▶ **Dataset**
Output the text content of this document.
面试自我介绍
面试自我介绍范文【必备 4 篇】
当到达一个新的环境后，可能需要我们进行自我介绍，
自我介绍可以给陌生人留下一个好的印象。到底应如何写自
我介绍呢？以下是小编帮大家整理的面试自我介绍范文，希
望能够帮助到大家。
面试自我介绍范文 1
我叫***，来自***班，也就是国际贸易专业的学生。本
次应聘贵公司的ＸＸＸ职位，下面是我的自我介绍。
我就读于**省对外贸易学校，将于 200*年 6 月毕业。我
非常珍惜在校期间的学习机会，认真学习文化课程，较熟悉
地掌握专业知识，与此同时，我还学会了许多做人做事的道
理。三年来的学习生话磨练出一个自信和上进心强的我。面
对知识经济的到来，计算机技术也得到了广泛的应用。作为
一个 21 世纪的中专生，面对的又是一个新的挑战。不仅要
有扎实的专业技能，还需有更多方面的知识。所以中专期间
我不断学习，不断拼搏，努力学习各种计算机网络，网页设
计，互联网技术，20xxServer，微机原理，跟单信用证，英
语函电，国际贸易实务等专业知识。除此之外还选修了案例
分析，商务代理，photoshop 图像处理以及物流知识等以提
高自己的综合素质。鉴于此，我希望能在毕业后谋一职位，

▶ **Objective**
All of the data needs to be printed once more, exactly.

▶ **Answer to the exercise**
Output the text content of this document.
面试自我介绍
面试自我介绍范文【必备 4 篇】
当到达一个新的环境后，可能需要我们进行自我介绍，
自我介绍可以给陌生人留下一个好的印象。到底应如何写自
我介绍呢？以下是小编帮大家整理的面试自我介绍范文，希
望能够帮助到大家。
面试自我介绍范文 1
我叫***，来自***班，也就是国际贸易专业的学生。本
次应聘贵公司的ＸＸＸ职位，下面是我的自我介绍。
我就读于**省对外贸易学校，将于 200*年 6 月毕业。我
非常珍惜在校期间的学习机会，认真学习文化课程，较熟悉
地掌握专业知识，与此同时，我还学会了许多做人做事的道
理。三年来的学习生话磨练出一个自信和上进心强的我。面
对知识经济的到来，计算机技术也得到了广泛的应用。作为
一个 21 世纪的中专生，面对的又是一个新的挑战。不仅要
有扎实的专业技能，还需有更多方面的知识。所以中专期间
我不断学习，不断拼搏，努力学习各种计算机网络，网页设
计，互联网技术，20xxServer，微机原理，跟单信用证，英
语函电，国际贸易实务等专业知识。除此之外还选修了案例
分析，商务代理，photoshop 图像处理以及物流知识等以提
高自己的综合素质。鉴于此，我希望能在毕业后谋一职位，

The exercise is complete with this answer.